(Dataset excerpts)
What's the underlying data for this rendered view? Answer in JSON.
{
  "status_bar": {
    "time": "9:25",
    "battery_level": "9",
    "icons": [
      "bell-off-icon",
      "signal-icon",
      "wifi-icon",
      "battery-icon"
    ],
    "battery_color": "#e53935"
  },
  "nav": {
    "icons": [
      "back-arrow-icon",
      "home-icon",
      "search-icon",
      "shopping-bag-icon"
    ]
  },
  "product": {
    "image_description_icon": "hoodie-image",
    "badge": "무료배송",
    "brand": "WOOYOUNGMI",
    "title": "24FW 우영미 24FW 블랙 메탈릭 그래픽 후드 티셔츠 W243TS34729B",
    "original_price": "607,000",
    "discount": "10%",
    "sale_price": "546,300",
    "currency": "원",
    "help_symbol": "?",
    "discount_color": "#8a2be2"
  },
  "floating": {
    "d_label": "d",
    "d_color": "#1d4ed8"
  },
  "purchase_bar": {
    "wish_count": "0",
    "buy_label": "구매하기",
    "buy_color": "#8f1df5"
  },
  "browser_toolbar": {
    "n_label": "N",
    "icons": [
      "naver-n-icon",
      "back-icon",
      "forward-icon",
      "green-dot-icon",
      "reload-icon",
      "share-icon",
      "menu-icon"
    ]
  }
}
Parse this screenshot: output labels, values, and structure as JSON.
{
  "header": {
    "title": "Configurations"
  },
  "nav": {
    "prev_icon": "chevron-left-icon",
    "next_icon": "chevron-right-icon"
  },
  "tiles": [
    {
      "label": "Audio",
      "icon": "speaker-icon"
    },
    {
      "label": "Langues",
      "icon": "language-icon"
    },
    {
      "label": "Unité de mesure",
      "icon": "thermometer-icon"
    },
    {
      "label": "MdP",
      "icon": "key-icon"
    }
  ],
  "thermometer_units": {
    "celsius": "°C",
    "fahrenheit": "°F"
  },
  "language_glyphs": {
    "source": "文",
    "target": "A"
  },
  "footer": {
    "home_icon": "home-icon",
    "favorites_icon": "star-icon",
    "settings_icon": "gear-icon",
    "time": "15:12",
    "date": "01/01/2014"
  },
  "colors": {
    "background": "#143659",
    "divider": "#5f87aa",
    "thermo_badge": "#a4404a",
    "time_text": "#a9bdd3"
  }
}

==

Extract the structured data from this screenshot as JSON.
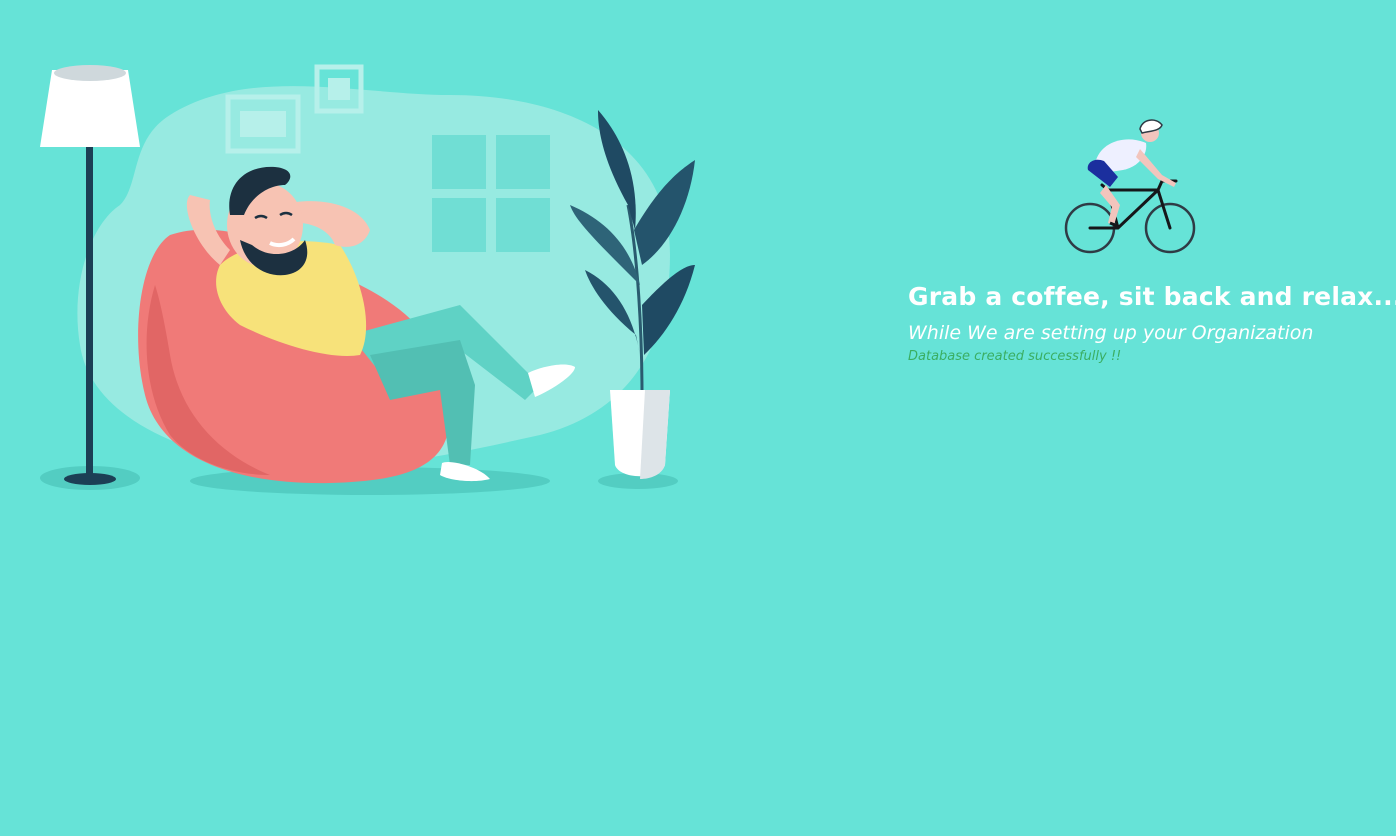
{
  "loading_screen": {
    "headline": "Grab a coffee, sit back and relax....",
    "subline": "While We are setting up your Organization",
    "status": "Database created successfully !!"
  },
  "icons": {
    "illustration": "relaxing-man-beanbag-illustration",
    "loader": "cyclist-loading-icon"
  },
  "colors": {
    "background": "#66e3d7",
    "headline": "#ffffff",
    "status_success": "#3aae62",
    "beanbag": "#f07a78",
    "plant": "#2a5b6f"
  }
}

■ **Objective**: Return all lines with the word "JSON" in them.

■ **The response**:
What's the underlying data for this rendered view? Answer in JSON.
Parse this screenshot: output labels, values, and structure as JSON.
Extract the structured data from this screenshot as JSON.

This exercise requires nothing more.